Problem details - Make an exact copy of the entries below with the pictures removed.

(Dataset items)
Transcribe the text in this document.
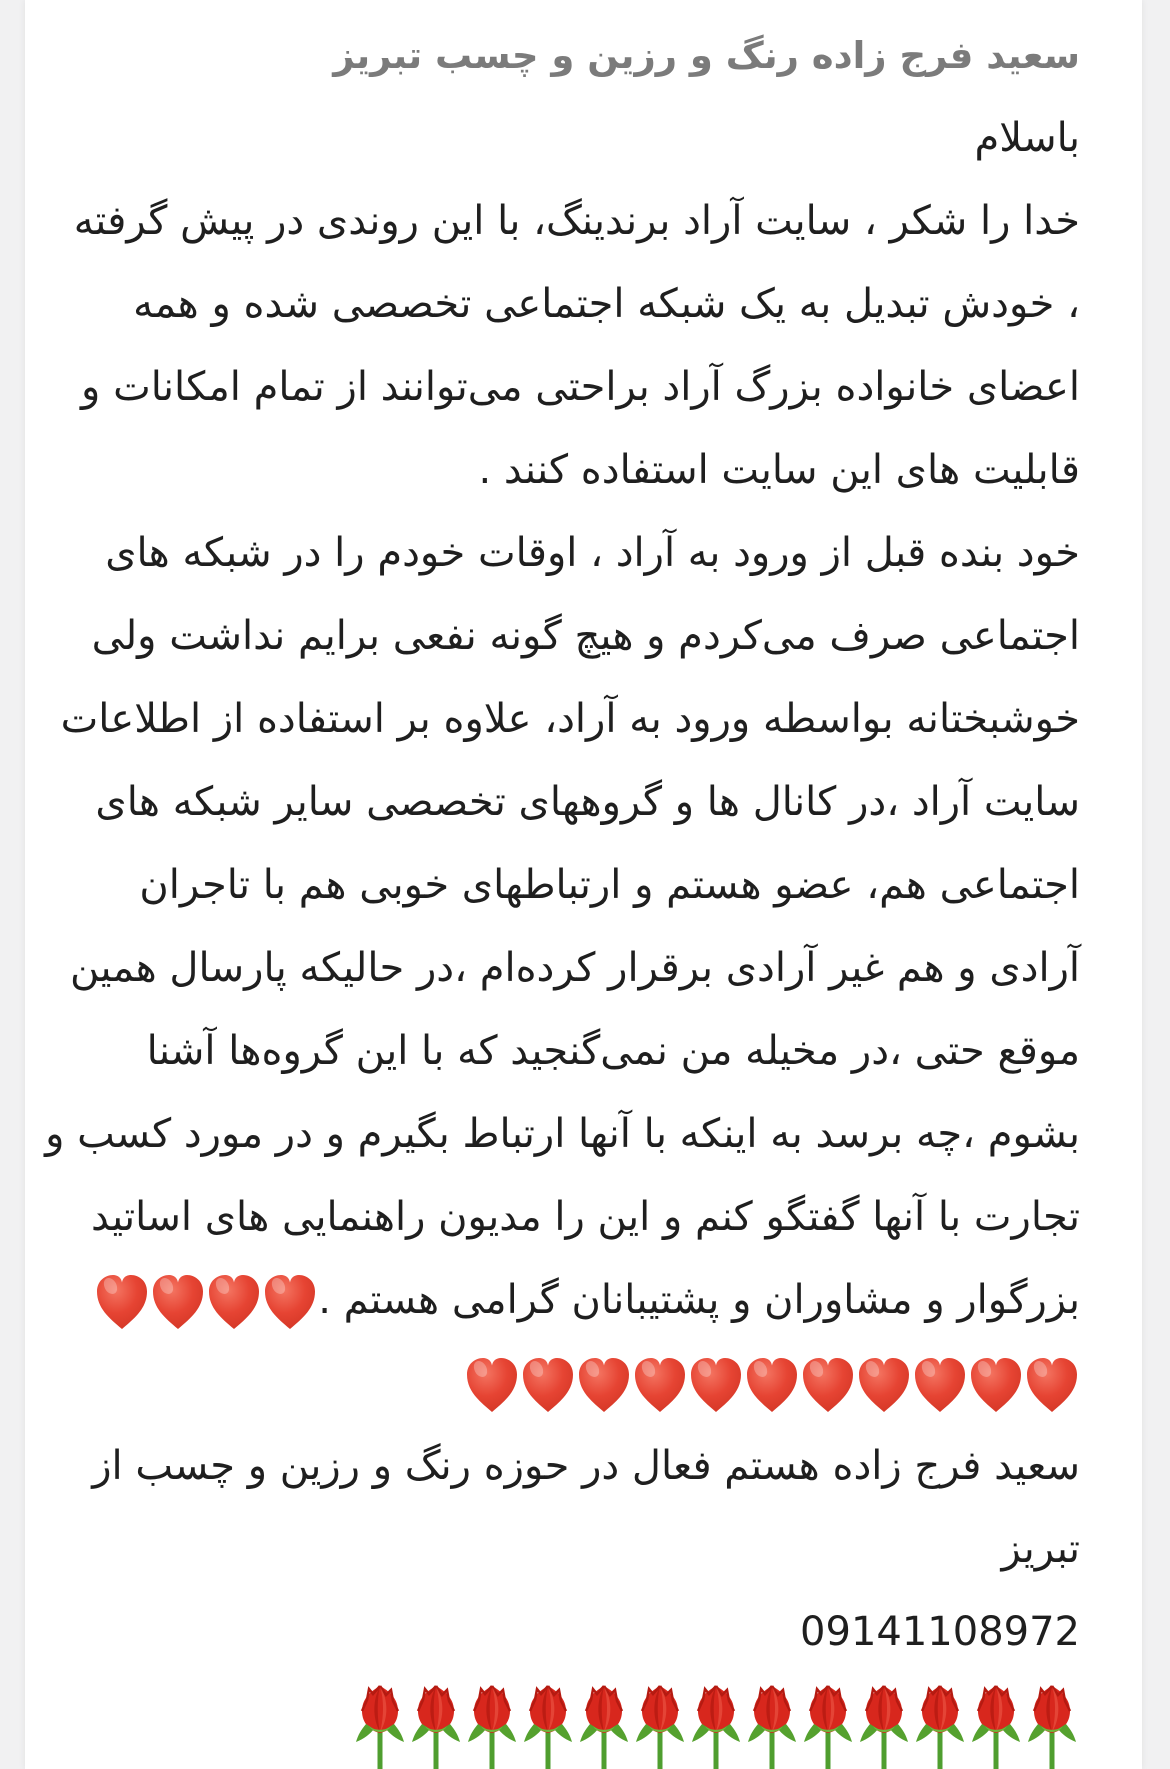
سعید فرج زاده رنگ و رزین و چسب تبریز
باسلام
خدا را شکر ، سایت آراد برندینگ، با این روندی در پیش گرفته
، خودش تبدیل به یک شبکه اجتماعی تخصصی شده و همه
اعضای خانواده بزرگ آراد براحتی می‌توانند از تمام امکانات و
قابلیت های این سایت استفاده کنند .
خود بنده قبل از ورود به آراد ، اوقات خودم را در شبکه های
اجتماعی صرف می‌کردم و هیچ گونه نفعی برایم نداشت ولی
خوشبختانه بواسطه ورود به آراد، علاوه بر استفاده از اطلاعات
سایت آراد ،در کانال ها و گروههای تخصصی سایر شبکه های
اجتماعی هم، عضو هستم و ارتباطهای خوبی هم با تاجران
آرادی و هم غیر آرادی برقرار کرده‌ام ،در حالیکه پارسال همین
موقع حتی ،در مخیله من نمی‌گنجید که با این گروه‌ها آشنا
بشوم ،چه برسد به اینکه با آنها ارتباط بگیرم و در مورد کسب و
تجارت با آنها گفتگو کنم و این را مدیون راهنمایی های اساتید
بزرگوار و مشاوران و پشتیبانان گرامی هستم .
سعید فرج زاده هستم فعال در حوزه رنگ و رزین و چسب از
تبریز
09141108972
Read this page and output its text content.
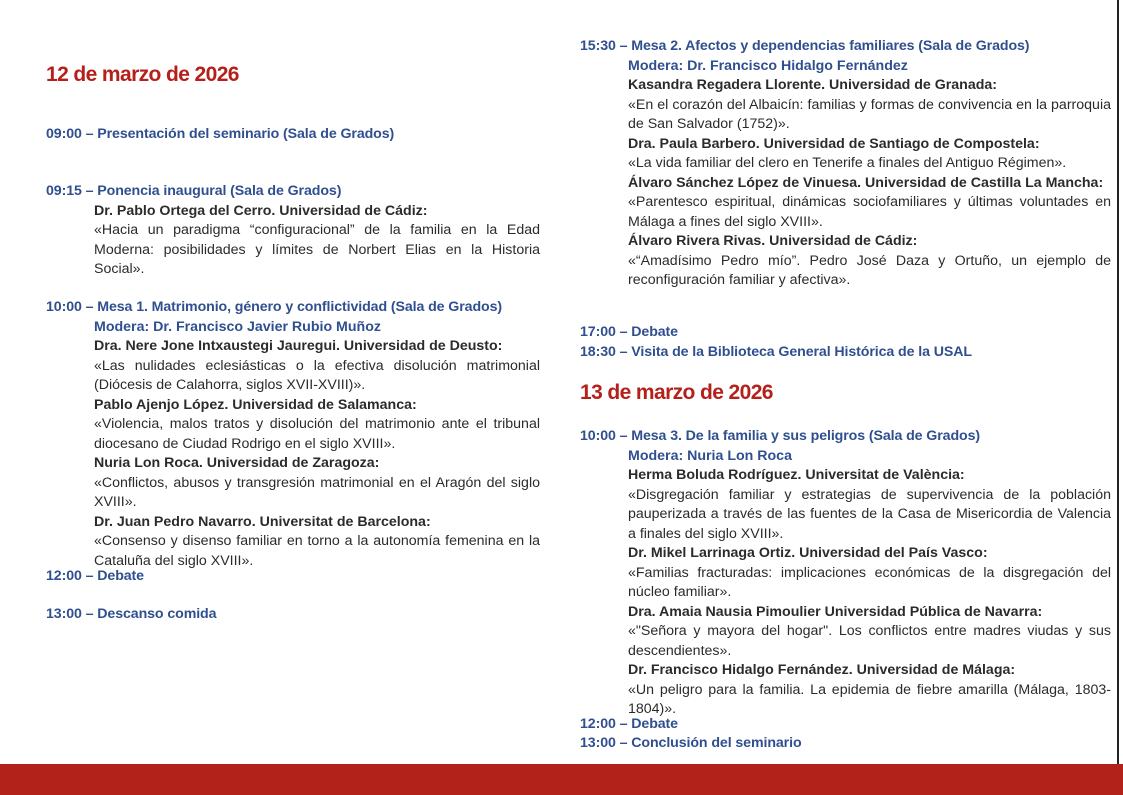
12 de marzo de 2026
09:00 – Presentación del seminario (Sala de Grados)
09:15 – Ponencia inaugural (Sala de Grados)
Dr. Pablo Ortega del Cerro. Universidad de Cádiz:
«Hacia un paradigma “configuracional” de la familia en la Edad Moderna: posibilidades y límites de Norbert Elias en la Historia Social».
10:00 – Mesa 1. Matrimonio, género y conflictividad (Sala de Grados)
Modera: Dr. Francisco Javier Rubio Muñoz
Dra. Nere Jone Intxaustegi Jauregui. Universidad de Deusto:
«Las nulidades eclesiásticas o la efectiva disolución matrimonial (Diócesis de Calahorra, siglos XVII-XVIII)».
Pablo Ajenjo López. Universidad de Salamanca:
«Violencia, malos tratos y disolución del matrimonio ante el tribunal diocesano de Ciudad Rodrigo en el siglo XVIII».
Nuria Lon Roca. Universidad de Zaragoza:
«Conflictos, abusos y transgresión matrimonial en el Aragón del siglo XVIII».
Dr. Juan Pedro Navarro. Universitat de Barcelona:
«Consenso y disenso familiar en torno a la autonomía femenina en la Cataluña del siglo XVIII».
12:00 – Debate
13:00 – Descanso comida
15:30 – Mesa 2. Afectos y dependencias familiares (Sala de Grados)
Modera: Dr. Francisco Hidalgo Fernández
Kasandra Regadera Llorente. Universidad de Granada:
«En el corazón del Albaicín: familias y formas de convivencia en la parroquia de San Salvador (1752)».
Dra. Paula Barbero. Universidad de Santiago de Compostela:
«La vida familiar del clero en Tenerife a finales del Antiguo Régimen».
Álvaro Sánchez López de Vinuesa. Universidad de Castilla La Mancha:
«Parentesco espiritual, dinámicas sociofamiliares y últimas voluntades en Málaga a fines del siglo XVIII».
Álvaro Rivera Rivas. Universidad de Cádiz:
«“Amadísimo Pedro mío”. Pedro José Daza y Ortuño, un ejemplo de reconfiguración familiar y afectiva».
17:00 – Debate
18:30 – Visita de la Biblioteca General Histórica de la USAL
13 de marzo de 2026
10:00 – Mesa 3. De la familia y sus peligros (Sala de Grados)
Modera: Nuria Lon Roca
Herma Boluda Rodríguez. Universitat de València:
«Disgregación familiar y estrategias de supervivencia de la población pauperizada a través de las fuentes de la Casa de Misericordia de Valencia a finales del siglo XVIII».
Dr. Mikel Larrinaga Ortiz. Universidad del País Vasco:
«Familias fracturadas: implicaciones económicas de la disgregación del núcleo familiar».
Dra. Amaia Nausia Pimoulier Universidad Pública de Navarra:
«"Señora y mayora del hogar". Los conflictos entre madres viudas y sus descendientes».
Dr. Francisco Hidalgo Fernández. Universidad de Málaga:
«Un peligro para la familia. La epidemia de fiebre amarilla (Málaga, 1803-1804)».
12:00 – Debate
13:00 – Conclusión del seminario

Task output -
Transcribe the text in this document.
سعید فرج زاده رنگ و رزین و چسب تبریز
باسلام
خدا را شکر ، سایت آراد برندینگ، با این روندی در پیش گرفته
، خودش تبدیل به یک شبکه اجتماعی تخصصی شده و همه
اعضای خانواده بزرگ آراد براحتی می‌توانند از تمام امکانات و
قابلیت های این سایت استفاده کنند .
خود بنده قبل از ورود به آراد ، اوقات خودم را در شبکه های
اجتماعی صرف می‌کردم و هیچ گونه نفعی برایم نداشت ولی
خوشبختانه بواسطه ورود به آراد، علاوه بر استفاده از اطلاعات
سایت آراد ،در کانال ها و گروههای تخصصی سایر شبکه های
اجتماعی هم، عضو هستم و ارتباطهای خوبی هم با تاجران
آرادی و هم غیر آرادی برقرار کرده‌ام ،در حالیکه پارسال همین
موقع حتی ،در مخیله من نمی‌گنجید که با این گروه‌ها آشنا
بشوم ،چه برسد به اینکه با آنها ارتباط بگیرم و در مورد کسب و
تجارت با آنها گفتگو کنم و این را مدیون راهنمایی های اساتید
بزرگوار و مشاوران و پشتیبانان گرامی هستم .
سعید فرج زاده هستم فعال در حوزه رنگ و رزین و چسب از
تبریز
09141108972
Read this page and output its text content.
12 de marzo de 2026
09:00 – Presentación del seminario (Sala de Grados)
09:15 – Ponencia inaugural (Sala de Grados)
Dr. Pablo Ortega del Cerro. Universidad de Cádiz:
«Hacia un paradigma “configuracional” de la familia en la Edad Moderna: posibilidades y límites de Norbert Elias en la Historia Social».
10:00 – Mesa 1. Matrimonio, género y conflictividad (Sala de Grados)
Modera: Dr. Francisco Javier Rubio Muñoz
Dra. Nere Jone Intxaustegi Jauregui. Universidad de Deusto:
«Las nulidades eclesiásticas o la efectiva disolución matrimonial (Diócesis de Calahorra, siglos XVII-XVIII)».
Pablo Ajenjo López. Universidad de Salamanca:
«Violencia, malos tratos y disolución del matrimonio ante el tribunal diocesano de Ciudad Rodrigo en el siglo XVIII».
Nuria Lon Roca. Universidad de Zaragoza:
«Conflictos, abusos y transgresión matrimonial en el Aragón del siglo XVIII».
Dr. Juan Pedro Navarro. Universitat de Barcelona:
«Consenso y disenso familiar en torno a la autonomía femenina en la Cataluña del siglo XVIII».
12:00 – Debate
13:00 – Descanso comida
15:30 – Mesa 2. Afectos y dependencias familiares (Sala de Grados)
Modera: Dr. Francisco Hidalgo Fernández
Kasandra Regadera Llorente. Universidad de Granada:
«En el corazón del Albaicín: familias y formas de convivencia en la parroquia de San Salvador (1752)».
Dra. Paula Barbero. Universidad de Santiago de Compostela:
«La vida familiar del clero en Tenerife a finales del Antiguo Régimen».
Álvaro Sánchez López de Vinuesa. Universidad de Castilla La Mancha:
«Parentesco espiritual, dinámicas sociofamiliares y últimas voluntades en Málaga a fines del siglo XVIII».
Álvaro Rivera Rivas. Universidad de Cádiz:
«“Amadísimo Pedro mío”. Pedro José Daza y Ortuño, un ejemplo de reconfiguración familiar y afectiva».
17:00 – Debate
18:30 – Visita de la Biblioteca General Histórica de la USAL
13 de marzo de 2026
10:00 – Mesa 3. De la familia y sus peligros (Sala de Grados)
Modera: Nuria Lon Roca
Herma Boluda Rodríguez. Universitat de València:
«Disgregación familiar y estrategias de supervivencia de la población pauperizada a través de las fuentes de la Casa de Misericordia de Valencia a finales del siglo XVIII».
Dr. Mikel Larrinaga Ortiz. Universidad del País Vasco:
«Familias fracturadas: implicaciones económicas de la disgregación del núcleo familiar».
Dra. Amaia Nausia Pimoulier Universidad Pública de Navarra:
«"Señora y mayora del hogar". Los conflictos entre madres viudas y sus descendientes».
Dr. Francisco Hidalgo Fernández. Universidad de Málaga:
«Un peligro para la familia. La epidemia de fiebre amarilla (Málaga, 1803-1804)».
12:00 – Debate
13:00 – Conclusión del seminario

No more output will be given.